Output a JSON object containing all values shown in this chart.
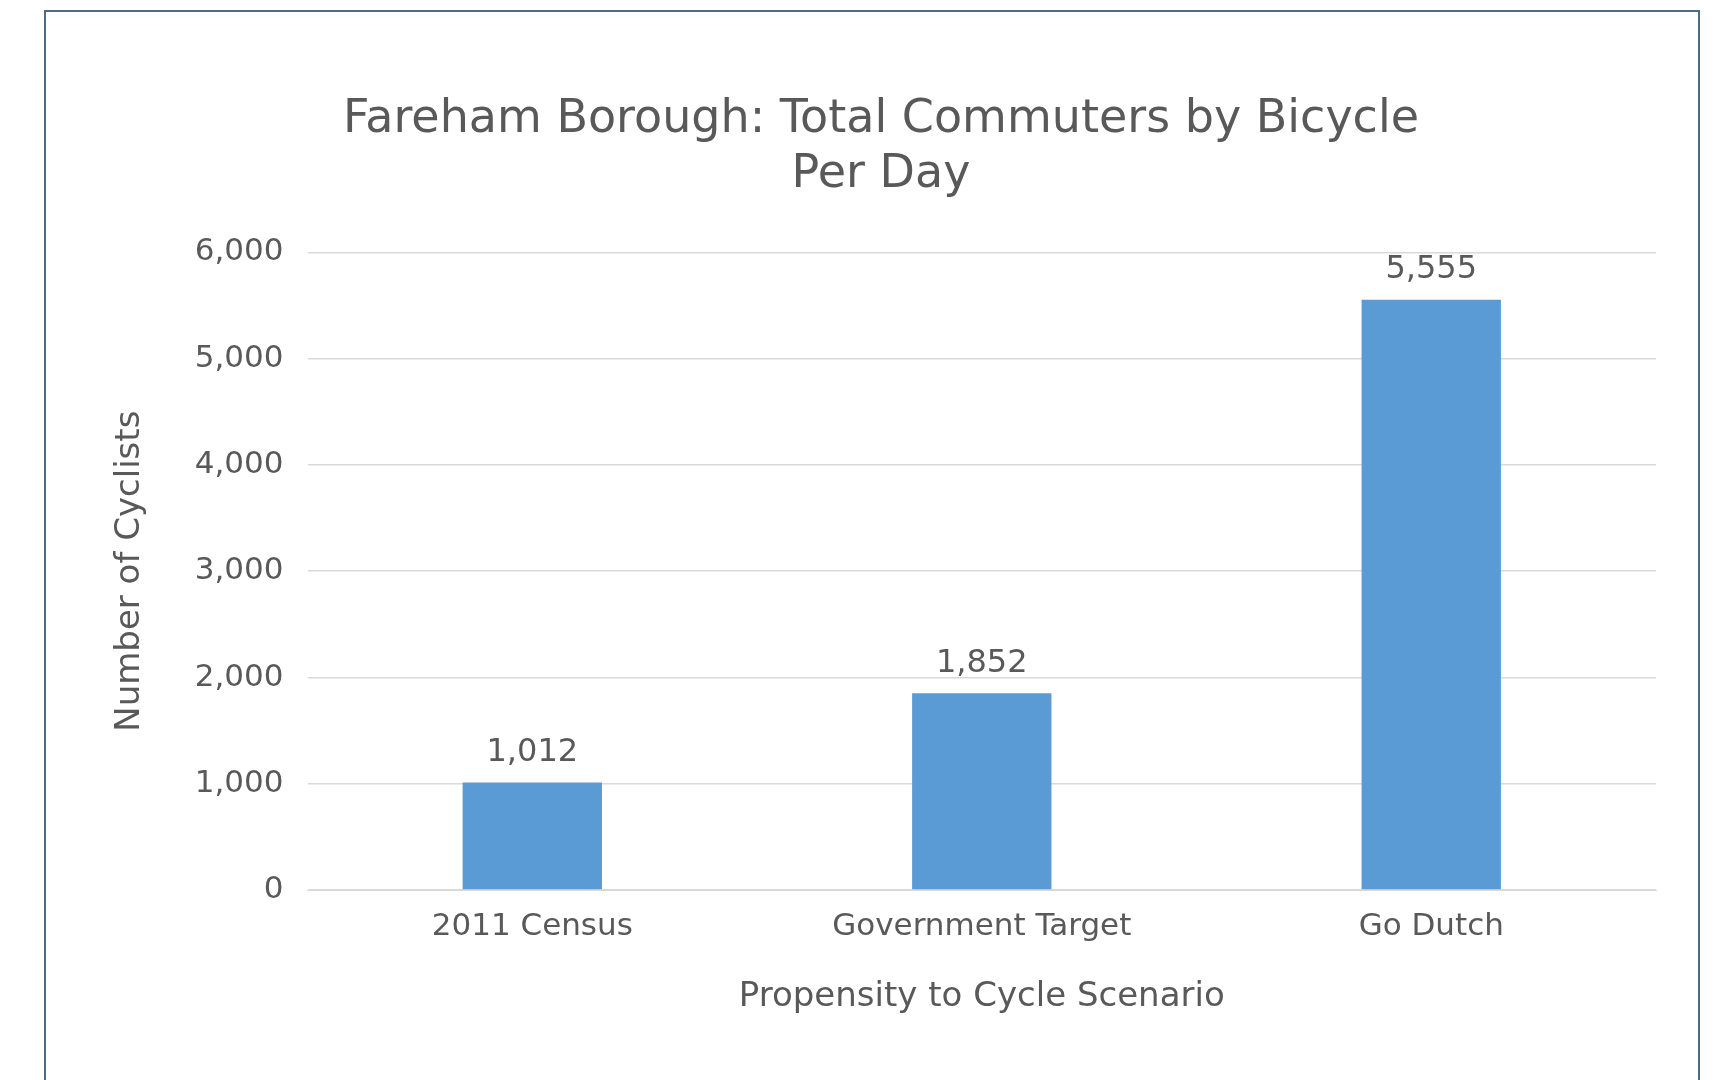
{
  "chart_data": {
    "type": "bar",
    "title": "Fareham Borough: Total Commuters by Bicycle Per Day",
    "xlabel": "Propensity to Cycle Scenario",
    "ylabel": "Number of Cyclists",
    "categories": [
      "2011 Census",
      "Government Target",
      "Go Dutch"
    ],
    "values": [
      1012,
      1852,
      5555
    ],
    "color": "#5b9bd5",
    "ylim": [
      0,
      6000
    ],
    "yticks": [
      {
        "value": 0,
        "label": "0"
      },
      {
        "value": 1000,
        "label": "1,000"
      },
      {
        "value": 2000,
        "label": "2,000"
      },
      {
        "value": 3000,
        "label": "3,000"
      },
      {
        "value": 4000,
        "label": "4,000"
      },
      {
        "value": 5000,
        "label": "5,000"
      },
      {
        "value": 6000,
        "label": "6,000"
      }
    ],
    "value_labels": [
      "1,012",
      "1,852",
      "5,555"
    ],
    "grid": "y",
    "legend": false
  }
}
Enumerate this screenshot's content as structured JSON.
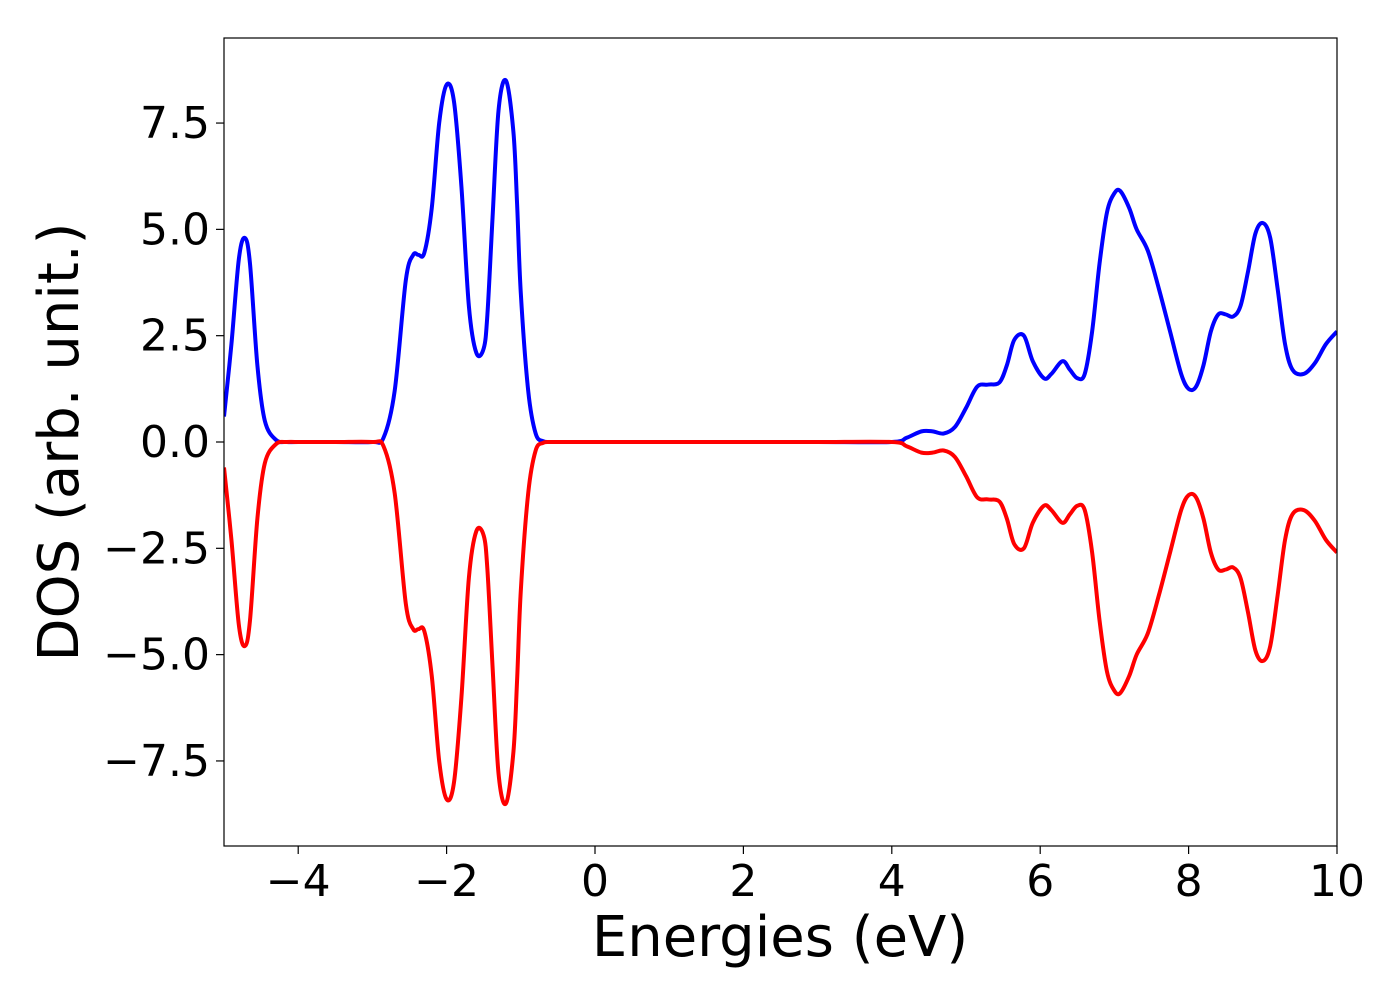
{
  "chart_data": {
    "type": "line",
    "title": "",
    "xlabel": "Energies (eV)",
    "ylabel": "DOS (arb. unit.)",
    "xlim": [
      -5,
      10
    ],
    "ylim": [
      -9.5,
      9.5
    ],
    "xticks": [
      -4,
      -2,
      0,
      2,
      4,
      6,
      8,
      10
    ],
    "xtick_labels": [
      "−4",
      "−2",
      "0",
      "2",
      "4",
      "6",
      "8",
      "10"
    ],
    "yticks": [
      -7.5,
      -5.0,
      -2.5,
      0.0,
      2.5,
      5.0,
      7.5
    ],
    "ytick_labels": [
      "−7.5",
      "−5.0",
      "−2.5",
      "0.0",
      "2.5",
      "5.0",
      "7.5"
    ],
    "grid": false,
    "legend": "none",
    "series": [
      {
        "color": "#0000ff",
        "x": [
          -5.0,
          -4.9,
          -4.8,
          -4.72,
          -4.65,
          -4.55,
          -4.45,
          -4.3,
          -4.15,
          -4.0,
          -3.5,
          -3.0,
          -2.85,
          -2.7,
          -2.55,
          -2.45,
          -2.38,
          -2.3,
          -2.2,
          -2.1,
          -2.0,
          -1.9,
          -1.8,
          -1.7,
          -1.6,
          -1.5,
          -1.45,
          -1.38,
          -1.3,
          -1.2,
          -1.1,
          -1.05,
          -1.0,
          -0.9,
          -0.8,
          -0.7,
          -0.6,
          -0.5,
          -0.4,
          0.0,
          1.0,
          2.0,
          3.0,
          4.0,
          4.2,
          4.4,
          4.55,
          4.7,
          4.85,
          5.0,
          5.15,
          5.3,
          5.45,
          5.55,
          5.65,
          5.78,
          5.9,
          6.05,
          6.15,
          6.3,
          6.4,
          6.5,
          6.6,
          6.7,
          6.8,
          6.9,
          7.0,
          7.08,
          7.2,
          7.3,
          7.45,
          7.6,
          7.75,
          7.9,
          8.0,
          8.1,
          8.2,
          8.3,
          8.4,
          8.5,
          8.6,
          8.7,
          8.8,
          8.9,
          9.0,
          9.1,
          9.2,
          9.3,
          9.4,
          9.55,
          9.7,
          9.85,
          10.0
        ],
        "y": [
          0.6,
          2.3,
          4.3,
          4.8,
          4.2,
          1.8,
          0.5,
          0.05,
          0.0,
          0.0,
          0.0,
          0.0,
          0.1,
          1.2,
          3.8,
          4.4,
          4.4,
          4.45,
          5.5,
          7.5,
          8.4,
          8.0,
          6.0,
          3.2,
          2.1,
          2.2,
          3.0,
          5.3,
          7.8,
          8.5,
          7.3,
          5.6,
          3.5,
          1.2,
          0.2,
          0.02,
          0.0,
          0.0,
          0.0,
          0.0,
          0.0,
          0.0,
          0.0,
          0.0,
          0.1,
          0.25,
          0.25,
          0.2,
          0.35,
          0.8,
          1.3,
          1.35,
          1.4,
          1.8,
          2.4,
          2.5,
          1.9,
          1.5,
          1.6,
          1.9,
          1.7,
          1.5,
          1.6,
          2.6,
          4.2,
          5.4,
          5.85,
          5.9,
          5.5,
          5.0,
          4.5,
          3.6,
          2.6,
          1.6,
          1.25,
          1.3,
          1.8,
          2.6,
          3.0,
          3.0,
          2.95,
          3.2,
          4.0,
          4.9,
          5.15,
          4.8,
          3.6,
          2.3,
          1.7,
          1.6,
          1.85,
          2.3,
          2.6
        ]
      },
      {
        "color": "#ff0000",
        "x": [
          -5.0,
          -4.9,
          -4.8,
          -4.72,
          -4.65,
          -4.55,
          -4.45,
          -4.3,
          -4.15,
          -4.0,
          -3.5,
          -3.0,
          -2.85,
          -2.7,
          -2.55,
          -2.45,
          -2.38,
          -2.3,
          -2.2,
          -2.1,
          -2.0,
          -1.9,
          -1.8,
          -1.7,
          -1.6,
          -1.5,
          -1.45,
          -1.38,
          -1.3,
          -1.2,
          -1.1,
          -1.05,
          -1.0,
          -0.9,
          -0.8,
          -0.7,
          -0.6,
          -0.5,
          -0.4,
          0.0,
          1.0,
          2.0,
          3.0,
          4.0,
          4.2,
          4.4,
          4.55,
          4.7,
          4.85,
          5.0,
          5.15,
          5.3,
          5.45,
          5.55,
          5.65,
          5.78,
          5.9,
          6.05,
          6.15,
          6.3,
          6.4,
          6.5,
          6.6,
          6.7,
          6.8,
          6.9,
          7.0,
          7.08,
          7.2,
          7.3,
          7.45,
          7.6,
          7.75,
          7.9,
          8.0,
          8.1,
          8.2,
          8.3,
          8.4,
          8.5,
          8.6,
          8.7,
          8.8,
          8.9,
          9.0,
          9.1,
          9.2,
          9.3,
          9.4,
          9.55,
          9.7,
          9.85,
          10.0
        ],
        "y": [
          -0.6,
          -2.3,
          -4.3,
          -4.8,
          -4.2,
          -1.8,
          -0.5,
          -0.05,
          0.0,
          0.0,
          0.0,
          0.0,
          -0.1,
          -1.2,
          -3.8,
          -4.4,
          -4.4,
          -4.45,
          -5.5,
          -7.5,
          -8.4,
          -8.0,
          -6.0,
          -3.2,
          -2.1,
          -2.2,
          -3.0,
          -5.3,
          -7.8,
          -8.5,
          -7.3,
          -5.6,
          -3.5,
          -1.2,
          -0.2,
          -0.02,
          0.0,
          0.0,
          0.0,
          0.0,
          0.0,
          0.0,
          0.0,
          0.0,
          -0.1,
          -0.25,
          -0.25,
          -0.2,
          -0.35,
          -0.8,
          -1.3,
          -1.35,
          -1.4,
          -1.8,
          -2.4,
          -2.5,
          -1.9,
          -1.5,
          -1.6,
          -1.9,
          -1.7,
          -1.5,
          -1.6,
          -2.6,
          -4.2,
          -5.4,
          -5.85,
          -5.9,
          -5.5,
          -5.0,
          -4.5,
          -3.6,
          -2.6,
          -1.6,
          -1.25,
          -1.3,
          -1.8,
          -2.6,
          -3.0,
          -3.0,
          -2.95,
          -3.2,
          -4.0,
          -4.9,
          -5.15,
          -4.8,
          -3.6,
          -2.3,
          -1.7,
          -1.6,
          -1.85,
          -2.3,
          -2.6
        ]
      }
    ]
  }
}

□ □ □ □

(PROMPT):
Reproduce all the entries that precede this task, word for word, minus any pictures.

(TASK ANSWER):
Output a JSON object containing all values shown in this chart.
{
  "chart_data": {
    "type": "bar",
    "title": "Fareham Borough: Total Commuters by Bicycle Per Day",
    "xlabel": "Propensity to Cycle Scenario",
    "ylabel": "Number of Cyclists",
    "categories": [
      "2011 Census",
      "Government Target",
      "Go Dutch"
    ],
    "values": [
      1012,
      1852,
      5555
    ],
    "color": "#5b9bd5",
    "ylim": [
      0,
      6000
    ],
    "yticks": [
      {
        "value": 0,
        "label": "0"
      },
      {
        "value": 1000,
        "label": "1,000"
      },
      {
        "value": 2000,
        "label": "2,000"
      },
      {
        "value": 3000,
        "label": "3,000"
      },
      {
        "value": 4000,
        "label": "4,000"
      },
      {
        "value": 5000,
        "label": "5,000"
      },
      {
        "value": 6000,
        "label": "6,000"
      }
    ],
    "value_labels": [
      "1,012",
      "1,852",
      "5,555"
    ],
    "grid": "y",
    "legend": false
  }
}
Enumerate this screenshot's content as structured JSON.
{
  "chart_data": {
    "type": "line",
    "title": "",
    "xlabel": "Energies (eV)",
    "ylabel": "DOS (arb. unit.)",
    "xlim": [
      -5,
      10
    ],
    "ylim": [
      -9.5,
      9.5
    ],
    "xticks": [
      -4,
      -2,
      0,
      2,
      4,
      6,
      8,
      10
    ],
    "xtick_labels": [
      "−4",
      "−2",
      "0",
      "2",
      "4",
      "6",
      "8",
      "10"
    ],
    "yticks": [
      -7.5,
      -5.0,
      -2.5,
      0.0,
      2.5,
      5.0,
      7.5
    ],
    "ytick_labels": [
      "−7.5",
      "−5.0",
      "−2.5",
      "0.0",
      "2.5",
      "5.0",
      "7.5"
    ],
    "grid": false,
    "legend": "none",
    "series": [
      {
        "color": "#0000ff",
        "x": [
          -5.0,
          -4.9,
          -4.8,
          -4.72,
          -4.65,
          -4.55,
          -4.45,
          -4.3,
          -4.15,
          -4.0,
          -3.5,
          -3.0,
          -2.85,
          -2.7,
          -2.55,
          -2.45,
          -2.38,
          -2.3,
          -2.2,
          -2.1,
          -2.0,
          -1.9,
          -1.8,
          -1.7,
          -1.6,
          -1.5,
          -1.45,
          -1.38,
          -1.3,
          -1.2,
          -1.1,
          -1.05,
          -1.0,
          -0.9,
          -0.8,
          -0.7,
          -0.6,
          -0.5,
          -0.4,
          0.0,
          1.0,
          2.0,
          3.0,
          4.0,
          4.2,
          4.4,
          4.55,
          4.7,
          4.85,
          5.0,
          5.15,
          5.3,
          5.45,
          5.55,
          5.65,
          5.78,
          5.9,
          6.05,
          6.15,
          6.3,
          6.4,
          6.5,
          6.6,
          6.7,
          6.8,
          6.9,
          7.0,
          7.08,
          7.2,
          7.3,
          7.45,
          7.6,
          7.75,
          7.9,
          8.0,
          8.1,
          8.2,
          8.3,
          8.4,
          8.5,
          8.6,
          8.7,
          8.8,
          8.9,
          9.0,
          9.1,
          9.2,
          9.3,
          9.4,
          9.55,
          9.7,
          9.85,
          10.0
        ],
        "y": [
          0.6,
          2.3,
          4.3,
          4.8,
          4.2,
          1.8,
          0.5,
          0.05,
          0.0,
          0.0,
          0.0,
          0.0,
          0.1,
          1.2,
          3.8,
          4.4,
          4.4,
          4.45,
          5.5,
          7.5,
          8.4,
          8.0,
          6.0,
          3.2,
          2.1,
          2.2,
          3.0,
          5.3,
          7.8,
          8.5,
          7.3,
          5.6,
          3.5,
          1.2,
          0.2,
          0.02,
          0.0,
          0.0,
          0.0,
          0.0,
          0.0,
          0.0,
          0.0,
          0.0,
          0.1,
          0.25,
          0.25,
          0.2,
          0.35,
          0.8,
          1.3,
          1.35,
          1.4,
          1.8,
          2.4,
          2.5,
          1.9,
          1.5,
          1.6,
          1.9,
          1.7,
          1.5,
          1.6,
          2.6,
          4.2,
          5.4,
          5.85,
          5.9,
          5.5,
          5.0,
          4.5,
          3.6,
          2.6,
          1.6,
          1.25,
          1.3,
          1.8,
          2.6,
          3.0,
          3.0,
          2.95,
          3.2,
          4.0,
          4.9,
          5.15,
          4.8,
          3.6,
          2.3,
          1.7,
          1.6,
          1.85,
          2.3,
          2.6
        ]
      },
      {
        "color": "#ff0000",
        "x": [
          -5.0,
          -4.9,
          -4.8,
          -4.72,
          -4.65,
          -4.55,
          -4.45,
          -4.3,
          -4.15,
          -4.0,
          -3.5,
          -3.0,
          -2.85,
          -2.7,
          -2.55,
          -2.45,
          -2.38,
          -2.3,
          -2.2,
          -2.1,
          -2.0,
          -1.9,
          -1.8,
          -1.7,
          -1.6,
          -1.5,
          -1.45,
          -1.38,
          -1.3,
          -1.2,
          -1.1,
          -1.05,
          -1.0,
          -0.9,
          -0.8,
          -0.7,
          -0.6,
          -0.5,
          -0.4,
          0.0,
          1.0,
          2.0,
          3.0,
          4.0,
          4.2,
          4.4,
          4.55,
          4.7,
          4.85,
          5.0,
          5.15,
          5.3,
          5.45,
          5.55,
          5.65,
          5.78,
          5.9,
          6.05,
          6.15,
          6.3,
          6.4,
          6.5,
          6.6,
          6.7,
          6.8,
          6.9,
          7.0,
          7.08,
          7.2,
          7.3,
          7.45,
          7.6,
          7.75,
          7.9,
          8.0,
          8.1,
          8.2,
          8.3,
          8.4,
          8.5,
          8.6,
          8.7,
          8.8,
          8.9,
          9.0,
          9.1,
          9.2,
          9.3,
          9.4,
          9.55,
          9.7,
          9.85,
          10.0
        ],
        "y": [
          -0.6,
          -2.3,
          -4.3,
          -4.8,
          -4.2,
          -1.8,
          -0.5,
          -0.05,
          0.0,
          0.0,
          0.0,
          0.0,
          -0.1,
          -1.2,
          -3.8,
          -4.4,
          -4.4,
          -4.45,
          -5.5,
          -7.5,
          -8.4,
          -8.0,
          -6.0,
          -3.2,
          -2.1,
          -2.2,
          -3.0,
          -5.3,
          -7.8,
          -8.5,
          -7.3,
          -5.6,
          -3.5,
          -1.2,
          -0.2,
          -0.02,
          0.0,
          0.0,
          0.0,
          0.0,
          0.0,
          0.0,
          0.0,
          0.0,
          -0.1,
          -0.25,
          -0.25,
          -0.2,
          -0.35,
          -0.8,
          -1.3,
          -1.35,
          -1.4,
          -1.8,
          -2.4,
          -2.5,
          -1.9,
          -1.5,
          -1.6,
          -1.9,
          -1.7,
          -1.5,
          -1.6,
          -2.6,
          -4.2,
          -5.4,
          -5.85,
          -5.9,
          -5.5,
          -5.0,
          -4.5,
          -3.6,
          -2.6,
          -1.6,
          -1.25,
          -1.3,
          -1.8,
          -2.6,
          -3.0,
          -3.0,
          -2.95,
          -3.2,
          -4.0,
          -4.9,
          -5.15,
          -4.8,
          -3.6,
          -2.3,
          -1.7,
          -1.6,
          -1.85,
          -2.3,
          -2.6
        ]
      }
    ]
  }
}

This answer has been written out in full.